## LISTED RECORDS

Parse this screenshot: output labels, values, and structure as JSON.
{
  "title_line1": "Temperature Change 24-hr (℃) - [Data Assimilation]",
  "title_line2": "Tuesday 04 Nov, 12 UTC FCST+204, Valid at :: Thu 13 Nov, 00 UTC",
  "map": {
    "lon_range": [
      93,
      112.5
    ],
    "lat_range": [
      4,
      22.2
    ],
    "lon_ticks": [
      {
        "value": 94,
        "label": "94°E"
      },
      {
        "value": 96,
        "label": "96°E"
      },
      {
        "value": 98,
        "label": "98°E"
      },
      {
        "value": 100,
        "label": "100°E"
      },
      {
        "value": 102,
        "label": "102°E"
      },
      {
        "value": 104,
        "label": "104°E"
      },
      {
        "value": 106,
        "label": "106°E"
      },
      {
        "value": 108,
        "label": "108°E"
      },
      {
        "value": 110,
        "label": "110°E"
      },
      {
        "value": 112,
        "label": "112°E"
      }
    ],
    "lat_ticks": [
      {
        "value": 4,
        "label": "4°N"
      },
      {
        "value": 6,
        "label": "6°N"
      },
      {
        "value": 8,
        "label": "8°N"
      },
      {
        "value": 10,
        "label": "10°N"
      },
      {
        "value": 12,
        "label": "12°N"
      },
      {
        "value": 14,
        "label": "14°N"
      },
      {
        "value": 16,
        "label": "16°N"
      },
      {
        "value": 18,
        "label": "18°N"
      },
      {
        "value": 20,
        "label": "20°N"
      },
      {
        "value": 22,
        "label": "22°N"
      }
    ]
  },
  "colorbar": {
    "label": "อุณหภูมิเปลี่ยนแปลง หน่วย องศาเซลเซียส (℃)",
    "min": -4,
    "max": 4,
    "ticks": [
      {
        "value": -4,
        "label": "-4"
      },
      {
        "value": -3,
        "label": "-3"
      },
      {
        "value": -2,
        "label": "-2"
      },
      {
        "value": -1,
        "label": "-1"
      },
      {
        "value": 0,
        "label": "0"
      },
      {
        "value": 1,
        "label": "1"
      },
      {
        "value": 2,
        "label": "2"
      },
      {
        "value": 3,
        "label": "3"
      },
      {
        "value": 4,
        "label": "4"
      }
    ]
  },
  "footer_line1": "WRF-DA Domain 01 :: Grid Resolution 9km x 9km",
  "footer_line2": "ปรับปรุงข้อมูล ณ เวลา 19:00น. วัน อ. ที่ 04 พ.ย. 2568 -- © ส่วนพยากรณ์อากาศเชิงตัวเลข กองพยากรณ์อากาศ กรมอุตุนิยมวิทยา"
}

## TASK TO COMPLETE
Write the data back out verbatim.

## COMPLETE RESPONSE
Parse this screenshot: output labels, values, and structure as JSON.
{
  "title_line1": "Temperature Change 24-hr (℃) - [Data Assimilation]",
  "title_line2": "Tuesday 04 Nov, 12 UTC FCST+204, Valid at :: Thu 13 Nov, 00 UTC",
  "map": {
    "lon_range": [
      93,
      112.5
    ],
    "lat_range": [
      4,
      22.2
    ],
    "lon_ticks": [
      {
        "value": 94,
        "label": "94°E"
      },
      {
        "value": 96,
        "label": "96°E"
      },
      {
        "value": 98,
        "label": "98°E"
      },
      {
        "value": 100,
        "label": "100°E"
      },
      {
        "value": 102,
        "label": "102°E"
      },
      {
        "value": 104,
        "label": "104°E"
      },
      {
        "value": 106,
        "label": "106°E"
      },
      {
        "value": 108,
        "label": "108°E"
      },
      {
        "value": 110,
        "label": "110°E"
      },
      {
        "value": 112,
        "label": "112°E"
      }
    ],
    "lat_ticks": [
      {
        "value": 4,
        "label": "4°N"
      },
      {
        "value": 6,
        "label": "6°N"
      },
      {
        "value": 8,
        "label": "8°N"
      },
      {
        "value": 10,
        "label": "10°N"
      },
      {
        "value": 12,
        "label": "12°N"
      },
      {
        "value": 14,
        "label": "14°N"
      },
      {
        "value": 16,
        "label": "16°N"
      },
      {
        "value": 18,
        "label": "18°N"
      },
      {
        "value": 20,
        "label": "20°N"
      },
      {
        "value": 22,
        "label": "22°N"
      }
    ]
  },
  "colorbar": {
    "label": "อุณหภูมิเปลี่ยนแปลง หน่วย องศาเซลเซียส (℃)",
    "min": -4,
    "max": 4,
    "ticks": [
      {
        "value": -4,
        "label": "-4"
      },
      {
        "value": -3,
        "label": "-3"
      },
      {
        "value": -2,
        "label": "-2"
      },
      {
        "value": -1,
        "label": "-1"
      },
      {
        "value": 0,
        "label": "0"
      },
      {
        "value": 1,
        "label": "1"
      },
      {
        "value": 2,
        "label": "2"
      },
      {
        "value": 3,
        "label": "3"
      },
      {
        "value": 4,
        "label": "4"
      }
    ]
  },
  "footer_line1": "WRF-DA Domain 01 :: Grid Resolution 9km x 9km",
  "footer_line2": "ปรับปรุงข้อมูล ณ เวลา 19:00น. วัน อ. ที่ 04 พ.ย. 2568 -- © ส่วนพยากรณ์อากาศเชิงตัวเลข กองพยากรณ์อากาศ กรมอุตุนิยมวิทยา"
}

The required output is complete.